Your task - Copy all the material that follows, keeping every character the same.

Record excerpts -
- - - -
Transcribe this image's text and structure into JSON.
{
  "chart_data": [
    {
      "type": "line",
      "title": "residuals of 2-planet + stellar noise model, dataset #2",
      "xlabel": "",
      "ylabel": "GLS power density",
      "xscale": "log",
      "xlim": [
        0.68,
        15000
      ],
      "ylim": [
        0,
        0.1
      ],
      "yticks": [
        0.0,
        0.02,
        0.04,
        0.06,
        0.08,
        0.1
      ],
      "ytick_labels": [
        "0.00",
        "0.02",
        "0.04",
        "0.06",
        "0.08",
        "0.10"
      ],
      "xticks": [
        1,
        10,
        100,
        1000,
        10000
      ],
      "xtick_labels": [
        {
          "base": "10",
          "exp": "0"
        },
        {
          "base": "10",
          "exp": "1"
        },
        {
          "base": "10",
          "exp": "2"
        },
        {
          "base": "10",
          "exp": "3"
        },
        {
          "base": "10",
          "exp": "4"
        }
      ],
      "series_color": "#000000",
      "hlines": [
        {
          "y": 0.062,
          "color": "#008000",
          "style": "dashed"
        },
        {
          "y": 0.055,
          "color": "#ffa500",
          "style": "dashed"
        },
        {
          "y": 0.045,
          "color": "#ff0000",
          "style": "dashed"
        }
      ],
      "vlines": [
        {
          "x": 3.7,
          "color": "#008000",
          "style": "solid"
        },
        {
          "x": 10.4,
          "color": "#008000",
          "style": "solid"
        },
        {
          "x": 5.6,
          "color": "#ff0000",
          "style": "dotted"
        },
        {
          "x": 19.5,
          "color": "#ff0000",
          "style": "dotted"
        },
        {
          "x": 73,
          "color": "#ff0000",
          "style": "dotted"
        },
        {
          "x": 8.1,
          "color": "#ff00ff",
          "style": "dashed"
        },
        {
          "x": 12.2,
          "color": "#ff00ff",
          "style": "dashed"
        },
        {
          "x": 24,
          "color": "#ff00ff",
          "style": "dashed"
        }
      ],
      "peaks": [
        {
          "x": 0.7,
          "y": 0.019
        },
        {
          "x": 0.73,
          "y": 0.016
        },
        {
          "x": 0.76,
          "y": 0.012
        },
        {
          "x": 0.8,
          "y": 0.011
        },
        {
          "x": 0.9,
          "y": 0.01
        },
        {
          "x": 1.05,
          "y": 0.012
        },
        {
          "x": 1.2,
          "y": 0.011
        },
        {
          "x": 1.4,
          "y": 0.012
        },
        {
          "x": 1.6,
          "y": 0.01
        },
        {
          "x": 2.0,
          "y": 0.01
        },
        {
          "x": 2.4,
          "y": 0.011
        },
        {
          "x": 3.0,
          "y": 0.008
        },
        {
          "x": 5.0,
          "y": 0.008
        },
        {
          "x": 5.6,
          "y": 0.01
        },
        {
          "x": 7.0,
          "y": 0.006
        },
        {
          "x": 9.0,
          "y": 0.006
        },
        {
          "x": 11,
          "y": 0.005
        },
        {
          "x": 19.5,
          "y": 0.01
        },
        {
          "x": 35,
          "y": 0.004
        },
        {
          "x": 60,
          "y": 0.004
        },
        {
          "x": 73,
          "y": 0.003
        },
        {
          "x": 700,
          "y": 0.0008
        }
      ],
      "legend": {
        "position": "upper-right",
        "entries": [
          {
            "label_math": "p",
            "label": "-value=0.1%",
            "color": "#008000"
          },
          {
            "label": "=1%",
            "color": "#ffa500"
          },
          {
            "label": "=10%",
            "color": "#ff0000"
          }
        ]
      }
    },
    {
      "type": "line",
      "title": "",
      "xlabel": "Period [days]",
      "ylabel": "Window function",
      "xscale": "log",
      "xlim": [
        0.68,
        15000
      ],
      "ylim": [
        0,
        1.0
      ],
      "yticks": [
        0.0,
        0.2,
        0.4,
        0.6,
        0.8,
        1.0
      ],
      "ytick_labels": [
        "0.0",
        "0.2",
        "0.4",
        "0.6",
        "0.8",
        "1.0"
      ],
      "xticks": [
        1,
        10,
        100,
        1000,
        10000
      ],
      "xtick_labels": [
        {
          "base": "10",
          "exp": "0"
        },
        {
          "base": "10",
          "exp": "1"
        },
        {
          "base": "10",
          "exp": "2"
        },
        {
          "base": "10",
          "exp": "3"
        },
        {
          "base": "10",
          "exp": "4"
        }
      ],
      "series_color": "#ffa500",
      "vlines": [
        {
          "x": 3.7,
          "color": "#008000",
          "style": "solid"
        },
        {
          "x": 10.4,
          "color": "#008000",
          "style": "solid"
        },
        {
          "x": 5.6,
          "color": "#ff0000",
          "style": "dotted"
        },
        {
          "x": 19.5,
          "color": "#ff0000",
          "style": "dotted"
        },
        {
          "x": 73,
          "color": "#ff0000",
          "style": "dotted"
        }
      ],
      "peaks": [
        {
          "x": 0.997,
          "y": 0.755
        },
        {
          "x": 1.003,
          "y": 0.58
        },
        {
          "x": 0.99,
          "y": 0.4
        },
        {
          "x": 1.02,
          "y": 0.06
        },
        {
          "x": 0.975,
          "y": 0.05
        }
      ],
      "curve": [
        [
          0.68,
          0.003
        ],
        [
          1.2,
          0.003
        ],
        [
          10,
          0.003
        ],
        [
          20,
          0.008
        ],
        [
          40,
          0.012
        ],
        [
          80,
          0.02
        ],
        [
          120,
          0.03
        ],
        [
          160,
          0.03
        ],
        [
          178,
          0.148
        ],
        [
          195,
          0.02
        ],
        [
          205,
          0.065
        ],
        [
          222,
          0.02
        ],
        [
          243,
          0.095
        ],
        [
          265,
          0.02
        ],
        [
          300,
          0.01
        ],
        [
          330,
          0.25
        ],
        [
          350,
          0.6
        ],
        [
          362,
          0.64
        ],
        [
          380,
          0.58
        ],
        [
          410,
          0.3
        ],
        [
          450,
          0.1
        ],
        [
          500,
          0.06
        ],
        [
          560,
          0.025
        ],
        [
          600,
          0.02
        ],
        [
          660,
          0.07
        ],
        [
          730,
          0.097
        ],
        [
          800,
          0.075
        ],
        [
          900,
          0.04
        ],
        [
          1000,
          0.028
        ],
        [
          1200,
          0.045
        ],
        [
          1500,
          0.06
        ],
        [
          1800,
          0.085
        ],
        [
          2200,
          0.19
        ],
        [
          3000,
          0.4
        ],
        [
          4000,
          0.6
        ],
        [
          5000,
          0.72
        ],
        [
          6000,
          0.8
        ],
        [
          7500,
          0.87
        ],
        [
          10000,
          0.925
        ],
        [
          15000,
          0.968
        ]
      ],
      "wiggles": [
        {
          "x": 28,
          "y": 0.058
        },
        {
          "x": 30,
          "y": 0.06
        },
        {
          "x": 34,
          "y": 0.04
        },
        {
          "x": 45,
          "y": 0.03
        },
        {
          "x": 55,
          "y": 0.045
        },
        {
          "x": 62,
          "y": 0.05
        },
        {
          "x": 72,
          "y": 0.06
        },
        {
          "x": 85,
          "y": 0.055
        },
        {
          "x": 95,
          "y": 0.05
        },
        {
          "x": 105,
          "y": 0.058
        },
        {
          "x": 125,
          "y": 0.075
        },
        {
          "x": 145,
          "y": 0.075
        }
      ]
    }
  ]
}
- - - -
Result for this exercise -
Transcribe this image's text and structure into JSON.
{
  "chart_data": [
    {
      "type": "line",
      "title": "residuals of 2-planet + stellar noise model, dataset #2",
      "xlabel": "",
      "ylabel": "GLS power density",
      "xscale": "log",
      "xlim": [
        0.68,
        15000
      ],
      "ylim": [
        0,
        0.1
      ],
      "yticks": [
        0.0,
        0.02,
        0.04,
        0.06,
        0.08,
        0.1
      ],
      "ytick_labels": [
        "0.00",
        "0.02",
        "0.04",
        "0.06",
        "0.08",
        "0.10"
      ],
      "xticks": [
        1,
        10,
        100,
        1000,
        10000
      ],
      "xtick_labels": [
        {
          "base": "10",
          "exp": "0"
        },
        {
          "base": "10",
          "exp": "1"
        },
        {
          "base": "10",
          "exp": "2"
        },
        {
          "base": "10",
          "exp": "3"
        },
        {
          "base": "10",
          "exp": "4"
        }
      ],
      "series_color": "#000000",
      "hlines": [
        {
          "y": 0.062,
          "color": "#008000",
          "style": "dashed"
        },
        {
          "y": 0.055,
          "color": "#ffa500",
          "style": "dashed"
        },
        {
          "y": 0.045,
          "color": "#ff0000",
          "style": "dashed"
        }
      ],
      "vlines": [
        {
          "x": 3.7,
          "color": "#008000",
          "style": "solid"
        },
        {
          "x": 10.4,
          "color": "#008000",
          "style": "solid"
        },
        {
          "x": 5.6,
          "color": "#ff0000",
          "style": "dotted"
        },
        {
          "x": 19.5,
          "color": "#ff0000",
          "style": "dotted"
        },
        {
          "x": 73,
          "color": "#ff0000",
          "style": "dotted"
        },
        {
          "x": 8.1,
          "color": "#ff00ff",
          "style": "dashed"
        },
        {
          "x": 12.2,
          "color": "#ff00ff",
          "style": "dashed"
        },
        {
          "x": 24,
          "color": "#ff00ff",
          "style": "dashed"
        }
      ],
      "peaks": [
        {
          "x": 0.7,
          "y": 0.019
        },
        {
          "x": 0.73,
          "y": 0.016
        },
        {
          "x": 0.76,
          "y": 0.012
        },
        {
          "x": 0.8,
          "y": 0.011
        },
        {
          "x": 0.9,
          "y": 0.01
        },
        {
          "x": 1.05,
          "y": 0.012
        },
        {
          "x": 1.2,
          "y": 0.011
        },
        {
          "x": 1.4,
          "y": 0.012
        },
        {
          "x": 1.6,
          "y": 0.01
        },
        {
          "x": 2.0,
          "y": 0.01
        },
        {
          "x": 2.4,
          "y": 0.011
        },
        {
          "x": 3.0,
          "y": 0.008
        },
        {
          "x": 5.0,
          "y": 0.008
        },
        {
          "x": 5.6,
          "y": 0.01
        },
        {
          "x": 7.0,
          "y": 0.006
        },
        {
          "x": 9.0,
          "y": 0.006
        },
        {
          "x": 11,
          "y": 0.005
        },
        {
          "x": 19.5,
          "y": 0.01
        },
        {
          "x": 35,
          "y": 0.004
        },
        {
          "x": 60,
          "y": 0.004
        },
        {
          "x": 73,
          "y": 0.003
        },
        {
          "x": 700,
          "y": 0.0008
        }
      ],
      "legend": {
        "position": "upper-right",
        "entries": [
          {
            "label_math": "p",
            "label": "-value=0.1%",
            "color": "#008000"
          },
          {
            "label": "=1%",
            "color": "#ffa500"
          },
          {
            "label": "=10%",
            "color": "#ff0000"
          }
        ]
      }
    },
    {
      "type": "line",
      "title": "",
      "xlabel": "Period [days]",
      "ylabel": "Window function",
      "xscale": "log",
      "xlim": [
        0.68,
        15000
      ],
      "ylim": [
        0,
        1.0
      ],
      "yticks": [
        0.0,
        0.2,
        0.4,
        0.6,
        0.8,
        1.0
      ],
      "ytick_labels": [
        "0.0",
        "0.2",
        "0.4",
        "0.6",
        "0.8",
        "1.0"
      ],
      "xticks": [
        1,
        10,
        100,
        1000,
        10000
      ],
      "xtick_labels": [
        {
          "base": "10",
          "exp": "0"
        },
        {
          "base": "10",
          "exp": "1"
        },
        {
          "base": "10",
          "exp": "2"
        },
        {
          "base": "10",
          "exp": "3"
        },
        {
          "base": "10",
          "exp": "4"
        }
      ],
      "series_color": "#ffa500",
      "vlines": [
        {
          "x": 3.7,
          "color": "#008000",
          "style": "solid"
        },
        {
          "x": 10.4,
          "color": "#008000",
          "style": "solid"
        },
        {
          "x": 5.6,
          "color": "#ff0000",
          "style": "dotted"
        },
        {
          "x": 19.5,
          "color": "#ff0000",
          "style": "dotted"
        },
        {
          "x": 73,
          "color": "#ff0000",
          "style": "dotted"
        }
      ],
      "peaks": [
        {
          "x": 0.997,
          "y": 0.755
        },
        {
          "x": 1.003,
          "y": 0.58
        },
        {
          "x": 0.99,
          "y": 0.4
        },
        {
          "x": 1.02,
          "y": 0.06
        },
        {
          "x": 0.975,
          "y": 0.05
        }
      ],
      "curve": [
        [
          0.68,
          0.003
        ],
        [
          1.2,
          0.003
        ],
        [
          10,
          0.003
        ],
        [
          20,
          0.008
        ],
        [
          40,
          0.012
        ],
        [
          80,
          0.02
        ],
        [
          120,
          0.03
        ],
        [
          160,
          0.03
        ],
        [
          178,
          0.148
        ],
        [
          195,
          0.02
        ],
        [
          205,
          0.065
        ],
        [
          222,
          0.02
        ],
        [
          243,
          0.095
        ],
        [
          265,
          0.02
        ],
        [
          300,
          0.01
        ],
        [
          330,
          0.25
        ],
        [
          350,
          0.6
        ],
        [
          362,
          0.64
        ],
        [
          380,
          0.58
        ],
        [
          410,
          0.3
        ],
        [
          450,
          0.1
        ],
        [
          500,
          0.06
        ],
        [
          560,
          0.025
        ],
        [
          600,
          0.02
        ],
        [
          660,
          0.07
        ],
        [
          730,
          0.097
        ],
        [
          800,
          0.075
        ],
        [
          900,
          0.04
        ],
        [
          1000,
          0.028
        ],
        [
          1200,
          0.045
        ],
        [
          1500,
          0.06
        ],
        [
          1800,
          0.085
        ],
        [
          2200,
          0.19
        ],
        [
          3000,
          0.4
        ],
        [
          4000,
          0.6
        ],
        [
          5000,
          0.72
        ],
        [
          6000,
          0.8
        ],
        [
          7500,
          0.87
        ],
        [
          10000,
          0.925
        ],
        [
          15000,
          0.968
        ]
      ],
      "wiggles": [
        {
          "x": 28,
          "y": 0.058
        },
        {
          "x": 30,
          "y": 0.06
        },
        {
          "x": 34,
          "y": 0.04
        },
        {
          "x": 45,
          "y": 0.03
        },
        {
          "x": 55,
          "y": 0.045
        },
        {
          "x": 62,
          "y": 0.05
        },
        {
          "x": 72,
          "y": 0.06
        },
        {
          "x": 85,
          "y": 0.055
        },
        {
          "x": 95,
          "y": 0.05
        },
        {
          "x": 105,
          "y": 0.058
        },
        {
          "x": 125,
          "y": 0.075
        },
        {
          "x": 145,
          "y": 0.075
        }
      ]
    }
  ]
}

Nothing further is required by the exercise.